### PROBLEM REQUIREMENTS
A single number is the answer here: how many lines of the entries contain "CAPITOLO"?

Stored entries:
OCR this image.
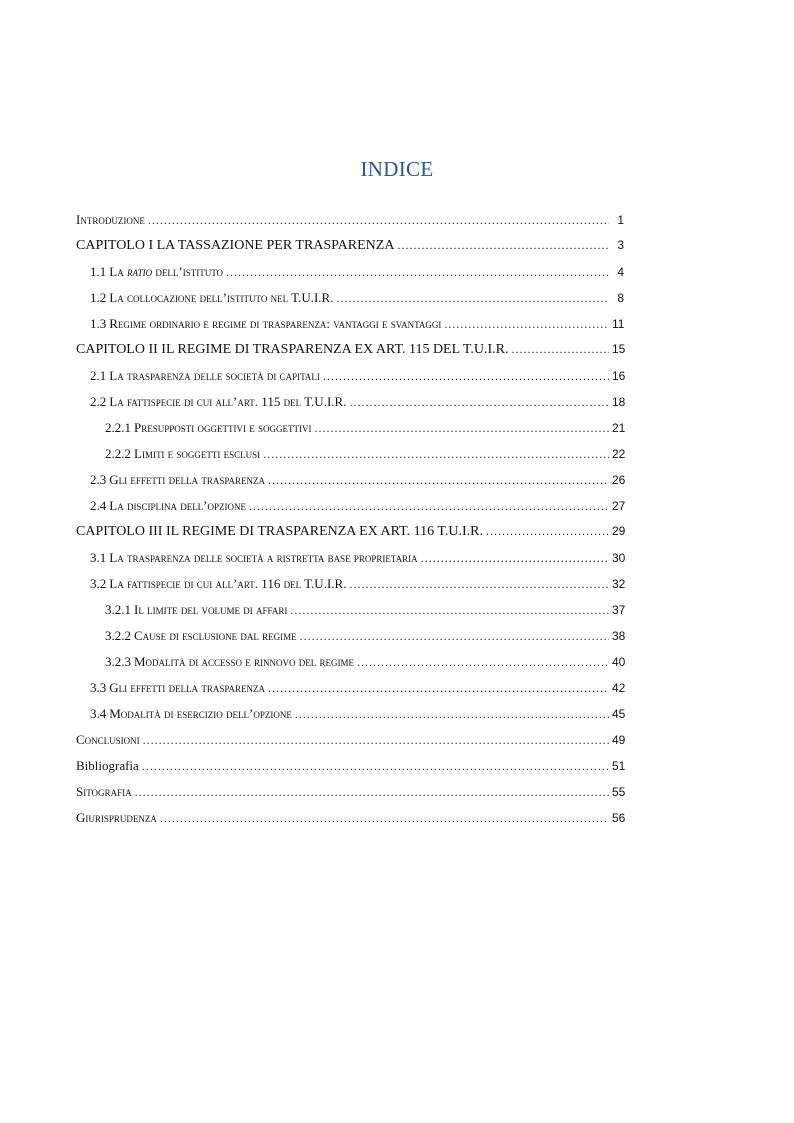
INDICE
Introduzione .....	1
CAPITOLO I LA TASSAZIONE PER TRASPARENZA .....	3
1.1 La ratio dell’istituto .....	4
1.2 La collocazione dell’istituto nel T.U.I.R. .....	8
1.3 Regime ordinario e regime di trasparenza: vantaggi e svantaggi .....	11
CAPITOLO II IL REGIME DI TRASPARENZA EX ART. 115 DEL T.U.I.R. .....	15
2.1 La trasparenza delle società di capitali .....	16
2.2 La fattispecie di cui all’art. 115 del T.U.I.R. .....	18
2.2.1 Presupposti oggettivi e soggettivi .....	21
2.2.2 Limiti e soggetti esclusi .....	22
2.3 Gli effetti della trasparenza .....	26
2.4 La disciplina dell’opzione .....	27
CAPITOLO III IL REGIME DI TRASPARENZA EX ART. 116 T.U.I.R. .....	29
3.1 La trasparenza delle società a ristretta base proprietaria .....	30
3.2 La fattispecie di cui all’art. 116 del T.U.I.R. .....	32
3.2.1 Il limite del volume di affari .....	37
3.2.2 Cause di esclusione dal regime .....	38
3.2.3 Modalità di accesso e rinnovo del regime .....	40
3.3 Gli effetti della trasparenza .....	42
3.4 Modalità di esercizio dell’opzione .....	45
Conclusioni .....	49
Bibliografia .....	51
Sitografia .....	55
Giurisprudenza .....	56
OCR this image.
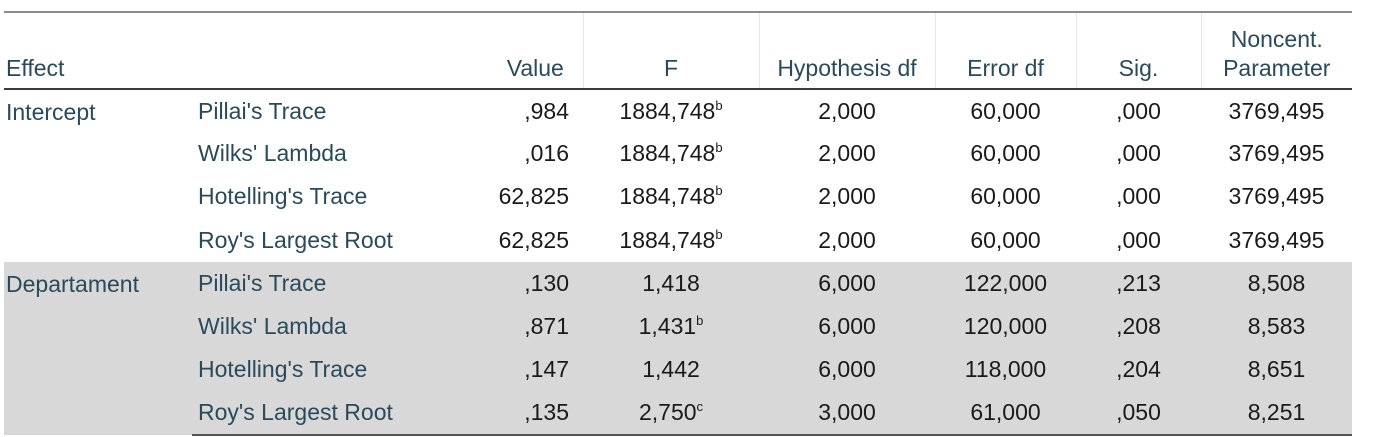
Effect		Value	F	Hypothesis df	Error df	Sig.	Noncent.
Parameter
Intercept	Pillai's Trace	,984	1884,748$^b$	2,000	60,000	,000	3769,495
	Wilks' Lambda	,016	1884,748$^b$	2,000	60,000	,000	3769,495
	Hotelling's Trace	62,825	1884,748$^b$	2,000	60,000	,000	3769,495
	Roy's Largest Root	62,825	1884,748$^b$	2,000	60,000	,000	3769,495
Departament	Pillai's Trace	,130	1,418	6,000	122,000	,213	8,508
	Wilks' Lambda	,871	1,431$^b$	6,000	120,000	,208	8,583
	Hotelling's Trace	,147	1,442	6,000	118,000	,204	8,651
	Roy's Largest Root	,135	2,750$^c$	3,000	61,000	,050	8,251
--
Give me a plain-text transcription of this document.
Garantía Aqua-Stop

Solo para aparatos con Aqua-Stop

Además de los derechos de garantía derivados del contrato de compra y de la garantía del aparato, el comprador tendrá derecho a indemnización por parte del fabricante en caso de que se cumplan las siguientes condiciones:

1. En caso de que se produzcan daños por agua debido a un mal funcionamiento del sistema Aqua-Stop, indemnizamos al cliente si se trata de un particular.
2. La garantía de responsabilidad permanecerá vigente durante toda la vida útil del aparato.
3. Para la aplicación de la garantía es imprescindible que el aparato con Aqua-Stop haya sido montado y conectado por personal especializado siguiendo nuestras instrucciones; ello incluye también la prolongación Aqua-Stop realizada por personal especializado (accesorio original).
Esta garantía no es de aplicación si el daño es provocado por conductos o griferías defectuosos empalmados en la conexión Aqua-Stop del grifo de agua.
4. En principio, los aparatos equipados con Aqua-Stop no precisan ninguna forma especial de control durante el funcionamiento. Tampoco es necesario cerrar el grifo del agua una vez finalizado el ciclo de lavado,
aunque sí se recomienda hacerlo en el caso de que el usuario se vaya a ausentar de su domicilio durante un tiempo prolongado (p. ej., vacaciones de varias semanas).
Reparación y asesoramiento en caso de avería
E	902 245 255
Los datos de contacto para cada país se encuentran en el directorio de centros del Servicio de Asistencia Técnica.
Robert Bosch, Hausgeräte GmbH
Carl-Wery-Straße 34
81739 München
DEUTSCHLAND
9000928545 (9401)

### SOLUTION FOR THIS PROBLEM
3